[BEGIN SUPPLIED DATA]

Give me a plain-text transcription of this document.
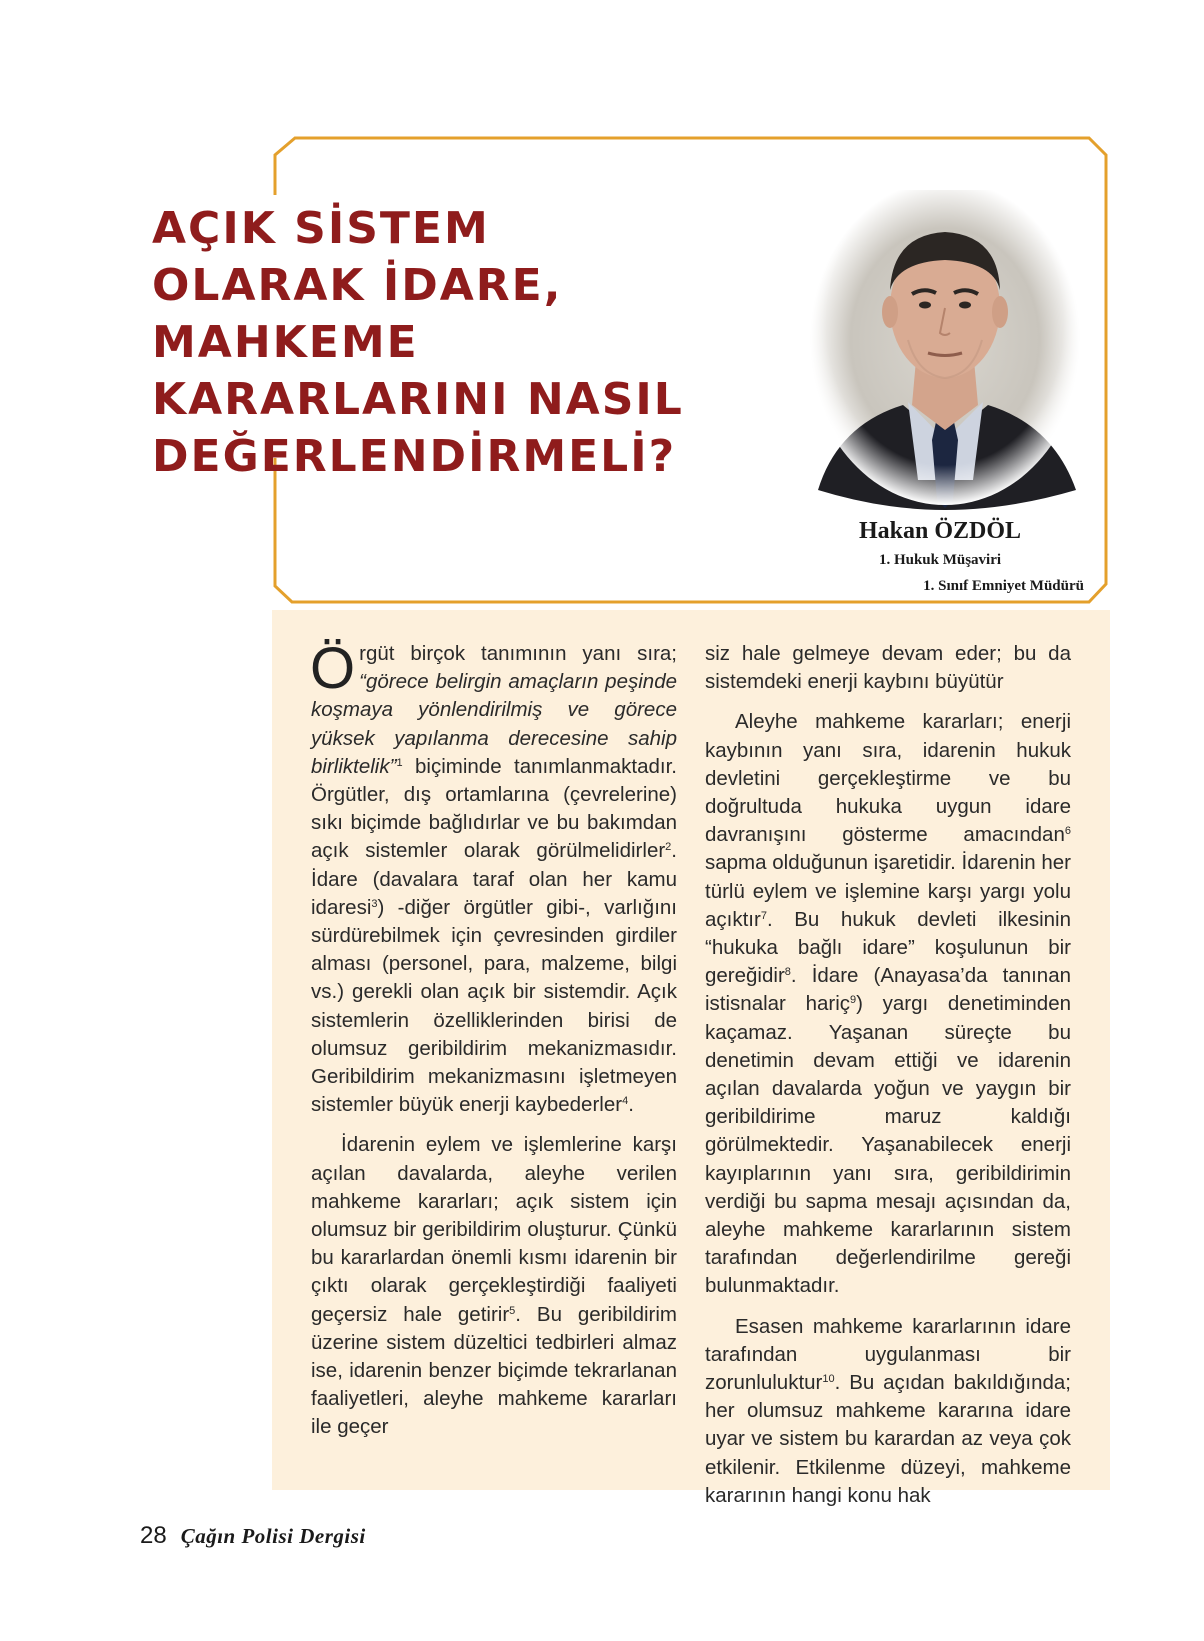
AÇIK SİSTEM
OLARAK İDARE,
MAHKEME
KARARLARINI NASIL
DEĞERLENDİRMELİ?

Hakan ÖZDÖL

1. Hukuk Müşaviri

1. Sınıf Emniyet Müdürü

Örgüt birçok tanımının yanı sıra; “görece belirgin amaçların peşinde koşmaya yönlendirilmiş ve görece yüksek yapılanma derecesine sahip birliktelik”$^1$ biçiminde tanımlanmaktadır. Örgütler, dış ortamlarına (çevrelerine) sıkı biçimde bağlıdırlar ve bu bakımdan açık sistemler olarak görülmelidirler$^2$. İdare (davalara taraf olan her kamu idaresi$^3$) -diğer örgütler gibi-, varlığını sürdürebilmek için çevresinden girdiler alması (personel, para, malzeme, bilgi vs.) gerekli olan açık bir sistemdir. Açık sistemlerin özelliklerinden birisi de olumsuz geribildirim mekanizmasıdır. Geribildirim mekanizmasını işletmeyen sistemler büyük enerji kaybederler$^4$.

İdarenin eylem ve işlemlerine karşı açılan davalarda, aleyhe verilen mahkeme kararları; açık sistem için olumsuz bir geribildirim oluşturur. Çünkü bu kararlardan önemli kısmı idarenin bir çıktı olarak gerçekleştirdiği faaliyeti geçersiz hale getirir$^5$. Bu geribildirim üzerine sistem düzeltici tedbirleri almaz ise, idarenin benzer biçimde tekrarlanan faaliyetleri, aleyhe mahkeme kararları ile geçer

siz hale gelmeye devam eder; bu da sistemdeki enerji kaybını büyütür

Aleyhe mahkeme kararları; enerji kaybının yanı sıra, idarenin hukuk devletini gerçekleştirme ve bu doğrultuda hukuka uygun idare davranışını gösterme amacından$^6$ sapma olduğunun işaretidir. İdarenin her türlü eylem ve işlemine karşı yargı yolu açıktır$^7$. Bu hukuk devleti ilkesinin “hukuka bağlı idare” koşulunun bir gereğidir$^8$. İdare (Anayasa’da tanınan istisnalar hariç$^9$) yargı denetiminden kaçamaz. Yaşanan süreçte bu denetimin devam ettiği ve idarenin açılan davalarda yoğun ve yaygın bir geribildirime maruz kaldığı görülmektedir. Yaşanabilecek enerji kayıplarının yanı sıra, geribildirimin verdiği bu sapma mesajı açısından da, aleyhe mahkeme kararlarının sistem tarafından değerlendirilme gereği bulunmaktadır.

Esasen mahkeme kararlarının idare tarafından uygulanması bir zorunluluktur$^{10}$. Bu açıdan bakıldığında; her olumsuz mahkeme kararına idare uyar ve sistem bu karardan az veya çok etkilenir. Etkilenme düzeyi, mahkeme kararının hangi konu hak

28 Çağın Polisi Dergisi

[END SUPPLIED DATA]

▸ WRITTEN EXERCISE: Without the pictures, return all the records precisely as they stand.

▸ THE OUTPUT:
Give me a plain-text transcription of this document.
AÇIK SİSTEM
OLARAK İDARE,
MAHKEME
KARARLARINI NASIL
DEĞERLENDİRMELİ?

Hakan ÖZDÖL

1. Hukuk Müşaviri

1. Sınıf Emniyet Müdürü

Örgüt birçok tanımının yanı sıra; “görece belirgin amaçların peşinde koşmaya yönlendirilmiş ve görece yüksek yapılanma derecesine sahip birliktelik”$^1$ biçiminde tanımlanmaktadır. Örgütler, dış ortamlarına (çevrelerine) sıkı biçimde bağlıdırlar ve bu bakımdan açık sistemler olarak görülmelidirler$^2$. İdare (davalara taraf olan her kamu idaresi$^3$) -diğer örgütler gibi-, varlığını sürdürebilmek için çevresinden girdiler alması (personel, para, malzeme, bilgi vs.) gerekli olan açık bir sistemdir. Açık sistemlerin özelliklerinden birisi de olumsuz geribildirim mekanizmasıdır. Geribildirim mekanizmasını işletmeyen sistemler büyük enerji kaybederler$^4$.

İdarenin eylem ve işlemlerine karşı açılan davalarda, aleyhe verilen mahkeme kararları; açık sistem için olumsuz bir geribildirim oluşturur. Çünkü bu kararlardan önemli kısmı idarenin bir çıktı olarak gerçekleştirdiği faaliyeti geçersiz hale getirir$^5$. Bu geribildirim üzerine sistem düzeltici tedbirleri almaz ise, idarenin benzer biçimde tekrarlanan faaliyetleri, aleyhe mahkeme kararları ile geçer

siz hale gelmeye devam eder; bu da sistemdeki enerji kaybını büyütür

Aleyhe mahkeme kararları; enerji kaybının yanı sıra, idarenin hukuk devletini gerçekleştirme ve bu doğrultuda hukuka uygun idare davranışını gösterme amacından$^6$ sapma olduğunun işaretidir. İdarenin her türlü eylem ve işlemine karşı yargı yolu açıktır$^7$. Bu hukuk devleti ilkesinin “hukuka bağlı idare” koşulunun bir gereğidir$^8$. İdare (Anayasa’da tanınan istisnalar hariç$^9$) yargı denetiminden kaçamaz. Yaşanan süreçte bu denetimin devam ettiği ve idarenin açılan davalarda yoğun ve yaygın bir geribildirime maruz kaldığı görülmektedir. Yaşanabilecek enerji kayıplarının yanı sıra, geribildirimin verdiği bu sapma mesajı açısından da, aleyhe mahkeme kararlarının sistem tarafından değerlendirilme gereği bulunmaktadır.

Esasen mahkeme kararlarının idare tarafından uygulanması bir zorunluluktur$^{10}$. Bu açıdan bakıldığında; her olumsuz mahkeme kararına idare uyar ve sistem bu karardan az veya çok etkilenir. Etkilenme düzeyi, mahkeme kararının hangi konu hak

28 Çağın Polisi Dergisi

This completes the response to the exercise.